* RECORDS *
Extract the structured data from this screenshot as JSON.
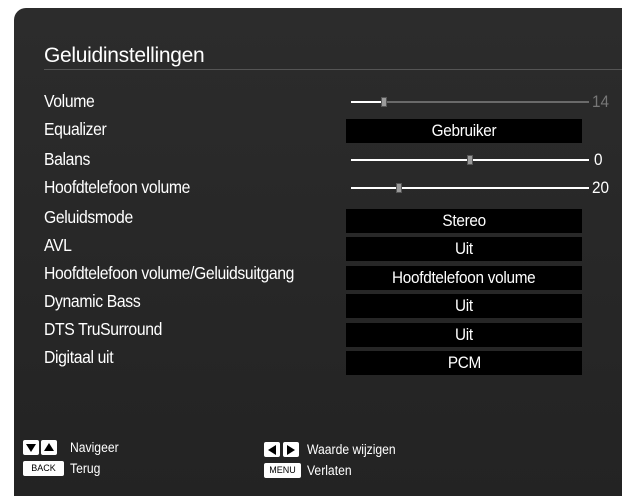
{
  "title": "Geluidinstellingen",
  "settings": {
    "volume": {
      "label": "Volume",
      "value": "14",
      "level": 0.14
    },
    "equalizer": {
      "label": "Equalizer",
      "value": "Gebruiker"
    },
    "balance": {
      "label": "Balans",
      "value": "0",
      "level": 0.5
    },
    "headphone_volume": {
      "label": "Hoofdtelefoon volume",
      "value": "20",
      "level": 0.2
    },
    "sound_mode": {
      "label": "Geluidsmode",
      "value": "Stereo"
    },
    "avl": {
      "label": "AVL",
      "value": "Uit"
    },
    "headphone_output": {
      "label": "Hoofdtelefoon volume/Geluidsuitgang",
      "value": "Hoofdtelefoon volume"
    },
    "dynamic_bass": {
      "label": "Dynamic Bass",
      "value": "Uit"
    },
    "dts": {
      "label": "DTS TruSurround",
      "value": "Uit"
    },
    "digital_out": {
      "label": "Digitaal uit",
      "value": "PCM"
    }
  },
  "footer": {
    "navigate": "Navigeer",
    "change_value": "Waarde wijzigen",
    "back_key": "BACK",
    "back": "Terug",
    "menu_key": "MENU",
    "exit": "Verlaten"
  }
}
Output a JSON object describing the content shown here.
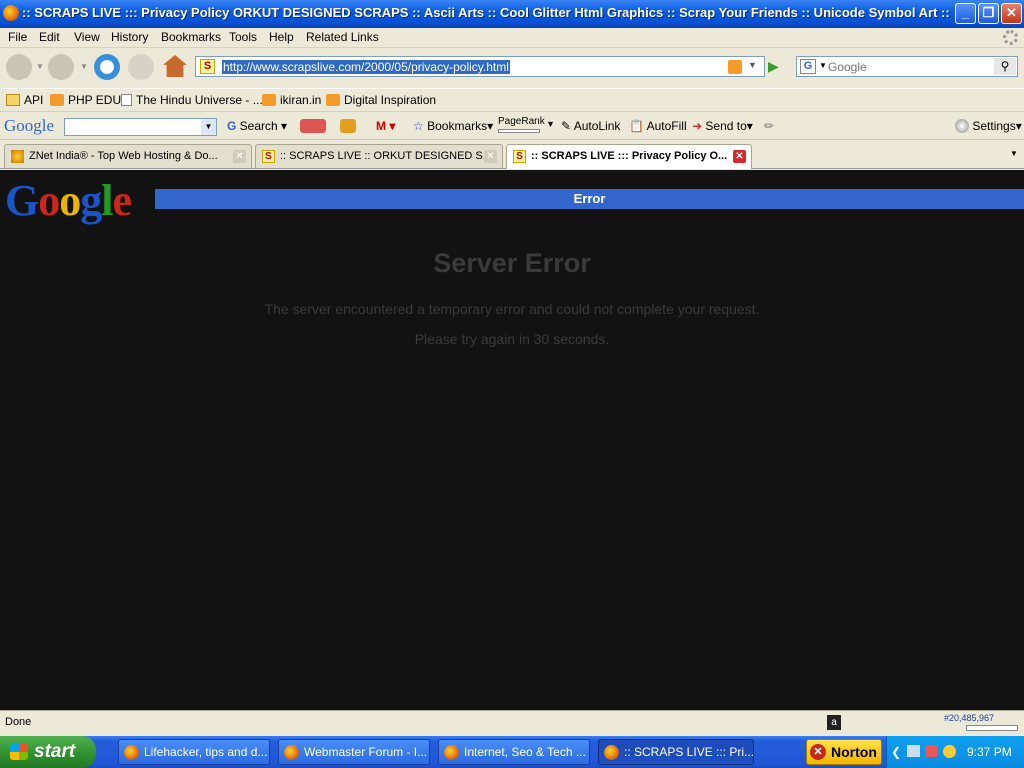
{
  "window": {
    "title": ":: SCRAPS LIVE ::: Privacy Policy ORKUT DESIGNED SCRAPS :: Ascii Arts :: Cool Glitter Html Graphics :: Scrap Your Friends :: Unicode Symbol Art :: -..."
  },
  "menu": [
    "File",
    "Edit",
    "View",
    "History",
    "Bookmarks",
    "Tools",
    "Help",
    "Related Links"
  ],
  "nav": {
    "url": "http://www.scrapslive.com/2000/05/privacy-policy.html",
    "search_placeholder": "Google"
  },
  "bookmarks": [
    "API",
    "PHP EDU",
    "The Hindu Universe - ...",
    "ikiran.in",
    "Digital Inspiration"
  ],
  "google_toolbar": {
    "logo": "Google",
    "search_label": "Search",
    "bookmarks_label": "Bookmarks",
    "pagerank_label": "PageRank",
    "autolink_label": "AutoLink",
    "autofill_label": "AutoFill",
    "sendto_label": "Send to",
    "settings_label": "Settings"
  },
  "tabs": [
    {
      "label": "ZNet India® - Top Web Hosting & Do..."
    },
    {
      "label": ":: SCRAPS LIVE :: ORKUT DESIGNED S..."
    },
    {
      "label": ":: SCRAPS LIVE ::: Privacy Policy O..."
    }
  ],
  "page": {
    "logo": "Google",
    "bar_title": "Error",
    "heading": "Server Error",
    "message1": "The server encountered a temporary error and could not complete your request.",
    "message2": "Please try again in 30 seconds."
  },
  "status": {
    "text": "Done",
    "rank": "#20,485,967"
  },
  "taskbar": {
    "start": "start",
    "items": [
      "Lifehacker, tips and d...",
      "Webmaster Forum - I...",
      "Internet, Seo & Tech ...",
      ":: SCRAPS LIVE ::: Pri..."
    ],
    "norton": "Norton",
    "clock": "9:37 PM"
  },
  "colors": {
    "accent": "#3366cc",
    "content_bg": "#121212",
    "xp_blue": "#245edb"
  }
}
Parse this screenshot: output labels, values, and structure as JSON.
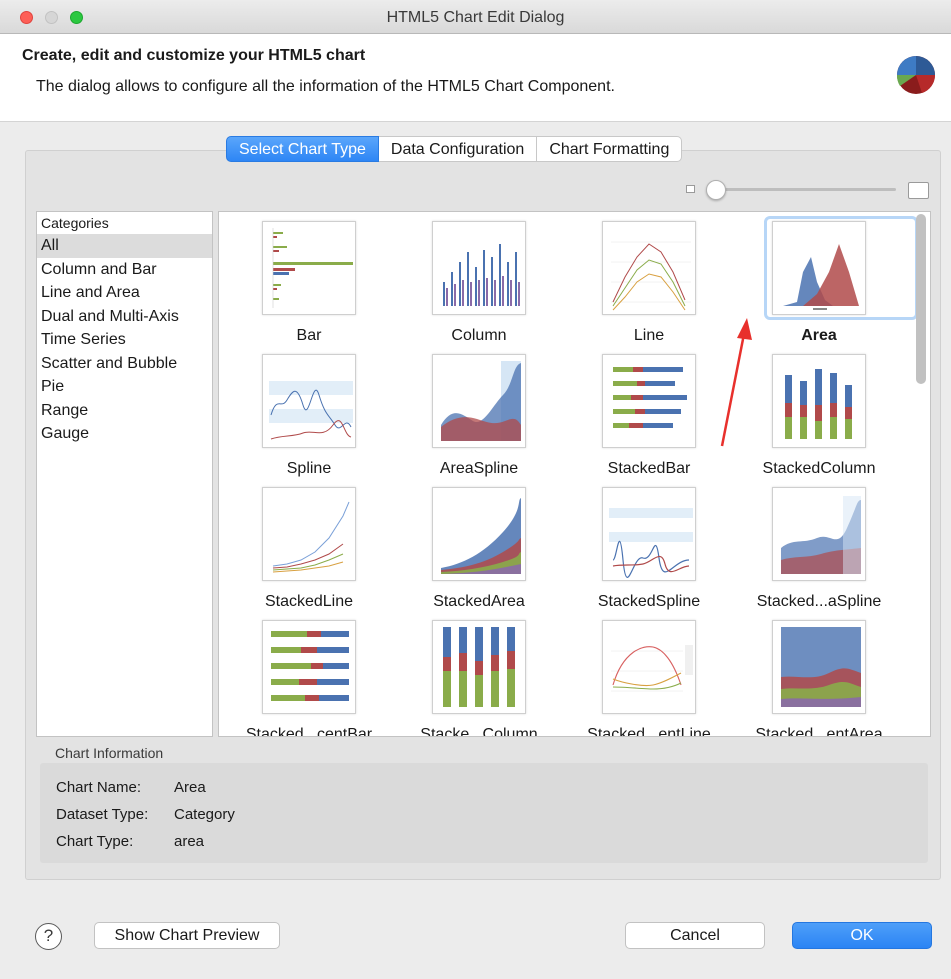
{
  "window": {
    "title": "HTML5 Chart Edit Dialog"
  },
  "header": {
    "title": "Create, edit and customize your HTML5 chart",
    "description": "The dialog allows to configure all the information of the HTML5 Chart Component."
  },
  "tabs": [
    {
      "label": "Select Chart Type",
      "active": true
    },
    {
      "label": "Data Configuration",
      "active": false
    },
    {
      "label": "Chart Formatting",
      "active": false
    }
  ],
  "zoom": {
    "level": 0.05
  },
  "categories": {
    "heading": "Categories",
    "items": [
      "All",
      "Column and Bar",
      "Line and Area",
      "Dual and Multi-Axis",
      "Time Series",
      "Scatter and Bubble",
      "Pie",
      "Range",
      "Gauge"
    ],
    "selected": "All"
  },
  "charts": [
    {
      "label": "Bar",
      "icon": "bar-chart-thumbnail"
    },
    {
      "label": "Column",
      "icon": "column-chart-thumbnail"
    },
    {
      "label": "Line",
      "icon": "line-chart-thumbnail"
    },
    {
      "label": "Area",
      "icon": "area-chart-thumbnail",
      "selected": true
    },
    {
      "label": "Spline",
      "icon": "spline-chart-thumbnail"
    },
    {
      "label": "AreaSpline",
      "icon": "areaspline-chart-thumbnail"
    },
    {
      "label": "StackedBar",
      "icon": "stackedbar-chart-thumbnail"
    },
    {
      "label": "StackedColumn",
      "icon": "stackedcolumn-chart-thumbnail"
    },
    {
      "label": "StackedLine",
      "icon": "stackedline-chart-thumbnail"
    },
    {
      "label": "StackedArea",
      "icon": "stackedarea-chart-thumbnail"
    },
    {
      "label": "StackedSpline",
      "icon": "stackedspline-chart-thumbnail"
    },
    {
      "label": "Stacked...aSpline",
      "icon": "stackedareaspline-chart-thumbnail"
    },
    {
      "label": "Stacked...centBar",
      "icon": "percentbar-chart-thumbnail"
    },
    {
      "label": "Stacke...Column",
      "icon": "percentcolumn-chart-thumbnail"
    },
    {
      "label": "Stacked...entLine",
      "icon": "percentline-chart-thumbnail"
    },
    {
      "label": "Stacked...entArea",
      "icon": "percentarea-chart-thumbnail"
    }
  ],
  "chart_information": {
    "title": "Chart Information",
    "rows": [
      {
        "key": "Chart Name:",
        "value": "Area"
      },
      {
        "key": "Dataset Type:",
        "value": "Category"
      },
      {
        "key": "Chart Type:",
        "value": "area"
      }
    ]
  },
  "footer": {
    "help": "?",
    "preview_label": "Show Chart Preview",
    "cancel_label": "Cancel",
    "ok_label": "OK"
  },
  "colors": {
    "accent": "#2e86f5",
    "series_blue": "#4a72b0",
    "series_red": "#b04a4a",
    "series_green": "#8aac4a",
    "series_purple": "#8a6aa8"
  }
}
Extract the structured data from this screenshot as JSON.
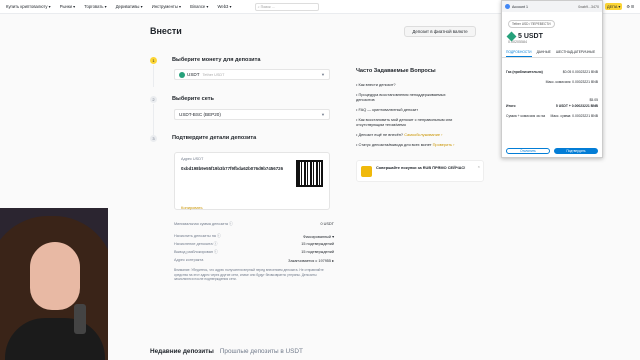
{
  "topnav": {
    "items": [
      "Купить криптовалюту ▾",
      "Рынки ▾",
      "Торговать ▾",
      "Деривативы ▾",
      "Инструменты ▾",
      "Binance ▾",
      "Web3 ▾"
    ],
    "search_placeholder": "Поиск ..."
  },
  "page": {
    "title": "Внести",
    "fiat_button": "Депозит в фиатной валюте"
  },
  "steps": [
    {
      "num": "1",
      "label": "Выберите монету для депозита"
    },
    {
      "num": "2",
      "label": "Выберите сеть"
    },
    {
      "num": "3",
      "label": "Подтвердите детали депозита"
    }
  ],
  "coin_select": {
    "value": "USDT",
    "sub": "Tether USDT"
  },
  "network_select": {
    "value": "USDT-BSC (BEP20)"
  },
  "address": {
    "label": "Адрес USDT",
    "value": "0xbd198b9e55f19b3b77f9fbda62b076d9b7456726",
    "copy": "Копировать"
  },
  "info_rows": [
    {
      "k": "Минимальная сумма депозита ⓘ",
      "v": "0 USDT"
    },
    {
      "k": "Начислить депозиты на ⓘ",
      "v": "Фиксированный ▾"
    },
    {
      "k": "Начисление депозита ⓘ",
      "v": "15 подтверждений"
    },
    {
      "k": "Вывод разблокирован ⓘ",
      "v": "15 подтверждений"
    },
    {
      "k": "Адрес контракта",
      "v": "Заканчивается с 197955 ▸"
    }
  ],
  "note": "Внимание: Убедитесь, что адрес получателя верный перед внесением депозита. Не отправляйте средства на этот адрес через другие сети, иначе они будут безвозвратно утеряны. Депозиты зачисляются после подтверждения сети.",
  "faq": {
    "title": "Часто Задаваемые Вопросы",
    "items": [
      {
        "q": "• Как внести депозит?",
        "link": ""
      },
      {
        "q": "• Процедура восстановления неподдерживаемых депозитов",
        "link": ""
      },
      {
        "q": "• FAQ — криптовалютный депозит",
        "link": ""
      },
      {
        "q": "• Как восстановить мой депозит с неправильным или отсутствующим тегом/мемо",
        "link": ""
      },
      {
        "q": "• Депозит ещё не внесён?",
        "link": "Самообслуживание ›"
      },
      {
        "q": "• Статус депозита/вывода для всех монет",
        "link": "Проверить ›"
      }
    ]
  },
  "promo": {
    "text": "Совершайте покупки за RUB ПРЯМО СЕЙЧАС!",
    "close": "×"
  },
  "bottom_tabs": [
    "Недавние депозиты",
    "Прошлые депозиты в USDT"
  ],
  "topright": {
    "lang": "ДЕПА ▾",
    "icons": "⚙ ☰"
  },
  "wallet": {
    "account": "Account 1",
    "account2": "0xab9...3470",
    "pill": "Tether USD / ПЕРЕВЕСТИ",
    "amount": "5 USDT",
    "fiat": "0.00205584",
    "tabs": [
      "ПОДРОБНОСТИ",
      "ДАННЫЕ",
      "ШЕСТНАДЦАТЕРИЧНЫЕ"
    ],
    "rows": [
      {
        "k": "Газ (приблизительно)",
        "v": "$0.05  0.00023221 BNB"
      },
      {
        "k": "",
        "v": "Макс. комиссия: 0.00023221 BNB"
      },
      {
        "k": "",
        "v": ""
      },
      {
        "k": "",
        "v": "$5.05"
      },
      {
        "k": "Итого",
        "v": "5 USDT + 0.00023221 BNB"
      },
      {
        "k": "Сумма + комиссия за газ",
        "v": "Макс. сумма: 0.00023221 BNB"
      }
    ],
    "reject": "Отклонить",
    "confirm": "Подтвердить"
  }
}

* STATED EXERCISE *
Track down all lines above with the string "heading" and copy them.

* TASK RESPONSE *
    "heading": "Server Error",
    "heading": "Categories",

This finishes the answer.